- [Requirements] Copy out the lines starting with the line that contains "- season-label: JJA: [493, 64, 527, 86]" and going on through the line that contains "- lon-label-150e: 150E: [708, 820, 748, 839]", both included, without changing anything.

- [Excerpted records]

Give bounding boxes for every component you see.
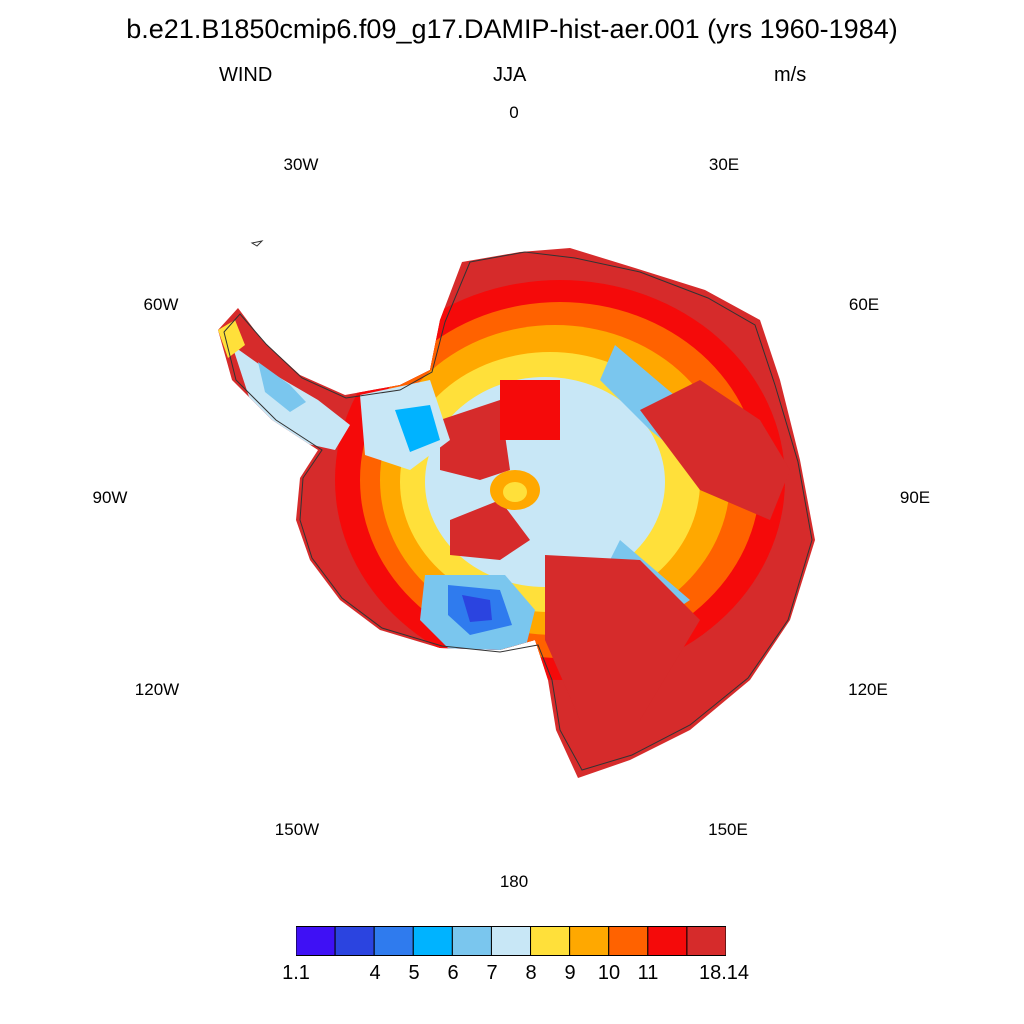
- season-label: JJA: [493, 64, 527, 86]
- south-pole-level-8: [503, 482, 527, 502]
- antarctica-coastline: [223, 251, 813, 771]
- ross-shelf-level-2: [462, 595, 492, 622]
- peninsula-level-6: [258, 362, 306, 412]
- pole-sector-high-wind: [450, 500, 530, 560]
- lon-label-150e: 150E: [708, 820, 748, 839]
- colorbar-label-7: 7: [486, 962, 498, 984]
- colorbar-box-8: [608, 926, 649, 956]
- variable-label: WIND: [219, 64, 273, 86]
- colorbar-box-2: [373, 926, 414, 956]
- colorbar-label-10: 10: [597, 962, 621, 984]
- colorbar-box-5: [490, 926, 532, 956]
- wind-field: [218, 248, 815, 778]
- colorbar-box-6: [530, 926, 571, 956]
- colorbar-box-10: [686, 926, 726, 956]
- island-outline: [250, 240, 264, 247]
- lon-label-150w: 150W: [274, 820, 320, 839]
- peninsula-tip-level-8: [218, 320, 245, 358]
- colorbar-box-9: [647, 926, 688, 956]
- map-title: b.e21.B1850cmip6.f09_g17.DAMIP-hist-aer.…: [126, 14, 898, 44]
- lon-label-90e: 90E: [899, 488, 931, 507]
- lon-label-60w: 60W: [143, 295, 179, 314]
- colorbar-label-8: 8: [525, 962, 537, 984]
- colorbar: [296, 926, 726, 956]
- colorbar-label-11: 11: [637, 962, 659, 984]
- colorbar-label-5: 5: [408, 962, 420, 984]
- colorbar-label-9: 9: [564, 962, 576, 984]
- colorbar-box-3: [412, 926, 453, 956]
- lon-label-0: 0: [509, 103, 519, 122]
- colorbar-box-1: [334, 926, 375, 956]
- colorbar-label-4: 4: [369, 962, 381, 984]
- lon-label-120e: 120E: [848, 680, 888, 699]
- colorbar-label-6: 6: [447, 962, 459, 984]
- colorbar-box-4: [451, 926, 492, 956]
- lon-label-30e: 30E: [708, 155, 740, 174]
- dronning-maud-high-wind: [440, 400, 510, 480]
- lon-label-120w: 120W: [134, 680, 180, 699]
- interior-level-11: [500, 380, 560, 440]
- east-slope-high-wind: [640, 380, 790, 520]
- colorbar-label-1-1: 1.1: [282, 962, 310, 984]
- lon-label-90w: 90W: [92, 488, 128, 507]
- colorbar-box-0: [296, 926, 336, 956]
- colorbar-box-7: [569, 926, 610, 956]
- units-label: m/s: [774, 64, 807, 86]
- lon-label-30w: 30W: [283, 155, 319, 174]
- colorbar-label-18-14: 18.14: [698, 962, 750, 984]
- wilkes-high-wind: [545, 555, 700, 720]
- filchner-ronne-level-5: [395, 405, 440, 452]
- lon-label-60e: 60E: [848, 295, 880, 314]
- lon-label-180: 180: [499, 872, 529, 891]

- [Result of this task]
- season-label: JJA: [493, 64, 527, 86]
- south-pole-level-8: [503, 482, 527, 502]
- antarctica-coastline: [223, 251, 813, 771]
- ross-shelf-level-2: [462, 595, 492, 622]
- peninsula-level-6: [258, 362, 306, 412]
- pole-sector-high-wind: [450, 500, 530, 560]
- lon-label-150e: 150E: [708, 820, 748, 839]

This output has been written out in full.